§ Aim of the task
Each entry needs to be restated exactly as written.

# Start of Provided material

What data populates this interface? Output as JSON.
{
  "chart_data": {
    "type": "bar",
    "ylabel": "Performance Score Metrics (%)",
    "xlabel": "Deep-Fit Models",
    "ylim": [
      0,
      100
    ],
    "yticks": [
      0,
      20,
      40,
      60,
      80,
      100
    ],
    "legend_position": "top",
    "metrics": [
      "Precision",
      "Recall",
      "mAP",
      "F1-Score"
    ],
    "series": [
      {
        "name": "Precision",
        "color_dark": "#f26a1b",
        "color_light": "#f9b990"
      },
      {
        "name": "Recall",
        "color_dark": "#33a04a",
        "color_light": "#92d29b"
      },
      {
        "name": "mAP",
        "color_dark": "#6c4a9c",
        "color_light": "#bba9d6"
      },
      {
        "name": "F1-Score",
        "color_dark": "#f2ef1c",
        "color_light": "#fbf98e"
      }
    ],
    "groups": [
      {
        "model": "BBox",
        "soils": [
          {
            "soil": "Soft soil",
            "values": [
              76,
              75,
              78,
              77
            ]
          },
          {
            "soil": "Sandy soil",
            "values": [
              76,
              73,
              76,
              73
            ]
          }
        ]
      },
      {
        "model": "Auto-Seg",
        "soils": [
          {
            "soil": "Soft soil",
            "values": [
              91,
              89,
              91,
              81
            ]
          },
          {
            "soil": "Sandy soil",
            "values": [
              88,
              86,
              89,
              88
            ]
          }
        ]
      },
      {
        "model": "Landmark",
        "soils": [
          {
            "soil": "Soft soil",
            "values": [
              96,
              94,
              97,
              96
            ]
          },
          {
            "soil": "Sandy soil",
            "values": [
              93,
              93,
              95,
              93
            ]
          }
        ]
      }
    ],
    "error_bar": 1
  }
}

# End of Provided material

§ Response to this task
What data populates this interface? Output as JSON.
{
  "chart_data": {
    "type": "bar",
    "ylabel": "Performance Score Metrics (%)",
    "xlabel": "Deep-Fit Models",
    "ylim": [
      0,
      100
    ],
    "yticks": [
      0,
      20,
      40,
      60,
      80,
      100
    ],
    "legend_position": "top",
    "metrics": [
      "Precision",
      "Recall",
      "mAP",
      "F1-Score"
    ],
    "series": [
      {
        "name": "Precision",
        "color_dark": "#f26a1b",
        "color_light": "#f9b990"
      },
      {
        "name": "Recall",
        "color_dark": "#33a04a",
        "color_light": "#92d29b"
      },
      {
        "name": "mAP",
        "color_dark": "#6c4a9c",
        "color_light": "#bba9d6"
      },
      {
        "name": "F1-Score",
        "color_dark": "#f2ef1c",
        "color_light": "#fbf98e"
      }
    ],
    "groups": [
      {
        "model": "BBox",
        "soils": [
          {
            "soil": "Soft soil",
            "values": [
              76,
              75,
              78,
              77
            ]
          },
          {
            "soil": "Sandy soil",
            "values": [
              76,
              73,
              76,
              73
            ]
          }
        ]
      },
      {
        "model": "Auto-Seg",
        "soils": [
          {
            "soil": "Soft soil",
            "values": [
              91,
              89,
              91,
              81
            ]
          },
          {
            "soil": "Sandy soil",
            "values": [
              88,
              86,
              89,
              88
            ]
          }
        ]
      },
      {
        "model": "Landmark",
        "soils": [
          {
            "soil": "Soft soil",
            "values": [
              96,
              94,
              97,
              96
            ]
          },
          {
            "soil": "Sandy soil",
            "values": [
              93,
              93,
              95,
              93
            ]
          }
        ]
      }
    ],
    "error_bar": 1
  }
}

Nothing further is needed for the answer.